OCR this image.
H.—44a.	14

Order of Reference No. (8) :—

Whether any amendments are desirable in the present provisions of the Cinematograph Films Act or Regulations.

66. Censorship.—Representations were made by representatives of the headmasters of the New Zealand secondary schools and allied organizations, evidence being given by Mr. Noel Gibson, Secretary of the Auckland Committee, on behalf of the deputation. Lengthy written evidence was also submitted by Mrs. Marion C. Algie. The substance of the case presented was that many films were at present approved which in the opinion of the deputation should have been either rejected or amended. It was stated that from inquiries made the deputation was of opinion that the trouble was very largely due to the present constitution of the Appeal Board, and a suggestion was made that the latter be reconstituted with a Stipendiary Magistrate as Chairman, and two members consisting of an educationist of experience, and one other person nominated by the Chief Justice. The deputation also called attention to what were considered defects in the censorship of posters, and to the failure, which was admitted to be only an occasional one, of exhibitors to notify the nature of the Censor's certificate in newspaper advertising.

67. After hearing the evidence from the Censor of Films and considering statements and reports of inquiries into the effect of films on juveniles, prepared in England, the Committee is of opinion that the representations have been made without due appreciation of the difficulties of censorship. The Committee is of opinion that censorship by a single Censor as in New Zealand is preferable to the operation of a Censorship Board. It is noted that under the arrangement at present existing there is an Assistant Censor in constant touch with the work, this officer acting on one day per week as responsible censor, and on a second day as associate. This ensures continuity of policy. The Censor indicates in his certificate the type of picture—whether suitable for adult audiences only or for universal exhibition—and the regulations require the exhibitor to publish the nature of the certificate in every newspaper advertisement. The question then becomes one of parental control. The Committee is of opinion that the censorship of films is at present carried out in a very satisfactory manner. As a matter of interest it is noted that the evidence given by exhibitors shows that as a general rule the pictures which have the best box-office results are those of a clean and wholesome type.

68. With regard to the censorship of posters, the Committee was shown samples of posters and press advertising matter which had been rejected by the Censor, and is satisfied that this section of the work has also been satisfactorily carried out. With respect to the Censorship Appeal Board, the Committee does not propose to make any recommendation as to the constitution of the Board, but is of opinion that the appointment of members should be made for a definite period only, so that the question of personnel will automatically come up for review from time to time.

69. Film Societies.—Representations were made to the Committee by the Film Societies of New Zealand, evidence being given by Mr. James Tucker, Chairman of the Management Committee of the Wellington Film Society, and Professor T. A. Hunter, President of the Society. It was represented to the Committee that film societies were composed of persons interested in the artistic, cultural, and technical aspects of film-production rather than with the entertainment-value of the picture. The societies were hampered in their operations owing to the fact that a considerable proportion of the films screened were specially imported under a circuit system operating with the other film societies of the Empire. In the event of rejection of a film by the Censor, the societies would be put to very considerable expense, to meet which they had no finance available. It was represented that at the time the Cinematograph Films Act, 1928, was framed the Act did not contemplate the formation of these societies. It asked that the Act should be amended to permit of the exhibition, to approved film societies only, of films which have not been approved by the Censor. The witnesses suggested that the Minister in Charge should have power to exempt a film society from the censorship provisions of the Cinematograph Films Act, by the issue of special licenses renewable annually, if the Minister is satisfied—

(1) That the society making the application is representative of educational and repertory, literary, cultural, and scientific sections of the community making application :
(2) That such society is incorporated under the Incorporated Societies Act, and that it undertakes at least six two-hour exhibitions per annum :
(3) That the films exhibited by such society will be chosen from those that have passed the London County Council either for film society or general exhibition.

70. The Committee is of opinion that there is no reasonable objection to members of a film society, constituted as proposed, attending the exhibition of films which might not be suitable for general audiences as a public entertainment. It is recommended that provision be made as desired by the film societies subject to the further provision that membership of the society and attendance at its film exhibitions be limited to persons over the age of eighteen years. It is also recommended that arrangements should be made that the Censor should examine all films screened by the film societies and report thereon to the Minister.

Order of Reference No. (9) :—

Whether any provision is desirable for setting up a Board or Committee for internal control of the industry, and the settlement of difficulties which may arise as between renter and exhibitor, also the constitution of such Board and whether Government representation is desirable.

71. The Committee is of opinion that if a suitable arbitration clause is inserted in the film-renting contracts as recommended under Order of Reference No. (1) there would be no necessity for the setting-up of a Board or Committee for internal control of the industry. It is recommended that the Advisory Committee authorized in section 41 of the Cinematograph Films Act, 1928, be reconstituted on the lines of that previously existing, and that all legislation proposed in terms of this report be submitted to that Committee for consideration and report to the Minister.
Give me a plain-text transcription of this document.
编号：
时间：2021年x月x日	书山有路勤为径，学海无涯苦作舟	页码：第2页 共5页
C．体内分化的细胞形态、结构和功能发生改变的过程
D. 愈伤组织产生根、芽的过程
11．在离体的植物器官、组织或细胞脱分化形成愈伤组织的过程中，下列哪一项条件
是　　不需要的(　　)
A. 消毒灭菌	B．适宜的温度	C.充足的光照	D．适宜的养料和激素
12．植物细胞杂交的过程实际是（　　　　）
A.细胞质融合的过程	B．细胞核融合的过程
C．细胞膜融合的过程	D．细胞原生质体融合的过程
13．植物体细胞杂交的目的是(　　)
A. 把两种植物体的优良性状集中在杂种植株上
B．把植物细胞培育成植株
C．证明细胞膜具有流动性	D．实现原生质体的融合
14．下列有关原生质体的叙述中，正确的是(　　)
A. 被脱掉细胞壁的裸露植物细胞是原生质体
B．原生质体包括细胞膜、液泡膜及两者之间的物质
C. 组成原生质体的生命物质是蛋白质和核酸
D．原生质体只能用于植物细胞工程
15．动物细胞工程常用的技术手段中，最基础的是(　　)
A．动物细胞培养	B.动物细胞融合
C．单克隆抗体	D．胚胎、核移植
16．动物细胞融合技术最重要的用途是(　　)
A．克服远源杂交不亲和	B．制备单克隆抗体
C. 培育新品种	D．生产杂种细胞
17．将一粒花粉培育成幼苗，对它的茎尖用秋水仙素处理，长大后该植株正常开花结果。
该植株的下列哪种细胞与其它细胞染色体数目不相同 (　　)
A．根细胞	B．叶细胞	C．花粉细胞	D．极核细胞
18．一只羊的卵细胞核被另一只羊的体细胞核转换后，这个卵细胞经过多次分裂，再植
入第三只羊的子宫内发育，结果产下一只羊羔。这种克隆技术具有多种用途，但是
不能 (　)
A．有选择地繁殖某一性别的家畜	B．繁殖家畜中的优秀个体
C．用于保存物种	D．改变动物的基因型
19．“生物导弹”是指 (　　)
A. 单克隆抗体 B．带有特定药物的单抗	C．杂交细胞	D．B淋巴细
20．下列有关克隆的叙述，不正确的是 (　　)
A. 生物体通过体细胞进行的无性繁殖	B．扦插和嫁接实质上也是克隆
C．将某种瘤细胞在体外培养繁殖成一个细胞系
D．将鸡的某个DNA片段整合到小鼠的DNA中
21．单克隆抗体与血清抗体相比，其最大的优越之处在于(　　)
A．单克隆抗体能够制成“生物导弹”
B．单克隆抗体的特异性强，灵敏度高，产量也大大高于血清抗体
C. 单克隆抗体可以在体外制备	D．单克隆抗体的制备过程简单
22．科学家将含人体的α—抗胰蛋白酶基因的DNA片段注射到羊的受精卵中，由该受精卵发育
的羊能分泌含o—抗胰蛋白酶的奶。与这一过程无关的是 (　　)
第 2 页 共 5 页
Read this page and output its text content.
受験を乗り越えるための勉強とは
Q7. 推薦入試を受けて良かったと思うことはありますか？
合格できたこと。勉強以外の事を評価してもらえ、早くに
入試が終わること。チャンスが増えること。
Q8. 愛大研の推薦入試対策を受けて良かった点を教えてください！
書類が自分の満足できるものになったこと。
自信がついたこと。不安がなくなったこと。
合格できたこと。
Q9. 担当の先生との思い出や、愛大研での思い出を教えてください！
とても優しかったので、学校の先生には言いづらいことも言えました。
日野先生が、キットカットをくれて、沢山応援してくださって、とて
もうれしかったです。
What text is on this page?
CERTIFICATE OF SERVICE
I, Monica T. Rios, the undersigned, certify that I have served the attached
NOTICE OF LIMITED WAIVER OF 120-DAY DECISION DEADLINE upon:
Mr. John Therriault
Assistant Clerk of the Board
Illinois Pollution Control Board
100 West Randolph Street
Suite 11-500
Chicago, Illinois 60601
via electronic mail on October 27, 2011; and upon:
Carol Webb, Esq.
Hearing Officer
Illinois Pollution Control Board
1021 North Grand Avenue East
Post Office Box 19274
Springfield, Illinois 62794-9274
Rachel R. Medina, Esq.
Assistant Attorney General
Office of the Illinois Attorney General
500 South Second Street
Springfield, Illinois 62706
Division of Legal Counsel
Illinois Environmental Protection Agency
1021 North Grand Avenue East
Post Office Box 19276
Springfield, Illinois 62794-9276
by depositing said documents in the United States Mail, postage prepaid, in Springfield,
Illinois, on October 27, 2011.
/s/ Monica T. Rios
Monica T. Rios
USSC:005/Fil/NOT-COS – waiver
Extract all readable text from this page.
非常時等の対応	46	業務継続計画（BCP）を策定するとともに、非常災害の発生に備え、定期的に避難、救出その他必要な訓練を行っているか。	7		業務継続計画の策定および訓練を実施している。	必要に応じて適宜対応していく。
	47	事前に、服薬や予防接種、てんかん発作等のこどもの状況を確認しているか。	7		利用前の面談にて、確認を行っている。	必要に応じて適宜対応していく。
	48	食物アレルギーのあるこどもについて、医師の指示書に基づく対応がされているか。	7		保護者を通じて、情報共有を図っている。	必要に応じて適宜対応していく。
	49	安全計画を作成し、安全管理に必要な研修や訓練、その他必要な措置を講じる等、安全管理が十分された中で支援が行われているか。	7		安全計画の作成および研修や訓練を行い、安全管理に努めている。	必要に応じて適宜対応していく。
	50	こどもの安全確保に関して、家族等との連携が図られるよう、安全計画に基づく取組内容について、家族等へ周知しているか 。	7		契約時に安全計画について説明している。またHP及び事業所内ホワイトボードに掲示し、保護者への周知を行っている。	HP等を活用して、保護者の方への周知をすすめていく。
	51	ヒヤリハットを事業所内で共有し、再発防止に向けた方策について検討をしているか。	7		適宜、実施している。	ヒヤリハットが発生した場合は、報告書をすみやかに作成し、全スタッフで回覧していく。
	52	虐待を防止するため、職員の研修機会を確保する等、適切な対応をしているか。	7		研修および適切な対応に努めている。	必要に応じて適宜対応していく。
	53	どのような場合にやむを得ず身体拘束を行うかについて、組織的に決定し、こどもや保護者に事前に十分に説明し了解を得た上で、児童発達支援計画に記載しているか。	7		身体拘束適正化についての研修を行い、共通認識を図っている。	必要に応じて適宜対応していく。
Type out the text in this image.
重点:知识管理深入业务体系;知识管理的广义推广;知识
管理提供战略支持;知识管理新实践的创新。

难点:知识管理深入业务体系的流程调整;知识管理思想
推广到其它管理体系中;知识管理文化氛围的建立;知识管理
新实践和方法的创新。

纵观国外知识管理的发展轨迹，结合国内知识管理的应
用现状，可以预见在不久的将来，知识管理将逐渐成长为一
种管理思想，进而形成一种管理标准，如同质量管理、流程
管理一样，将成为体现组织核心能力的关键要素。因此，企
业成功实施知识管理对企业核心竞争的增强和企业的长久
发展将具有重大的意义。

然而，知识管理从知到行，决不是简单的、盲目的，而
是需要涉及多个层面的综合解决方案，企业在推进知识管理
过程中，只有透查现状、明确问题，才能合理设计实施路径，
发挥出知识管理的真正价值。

* GIVEN REQUEST
Of the lines in the entries, how many include the word "either"? State only the number.

* EXPECTED ANSWER
2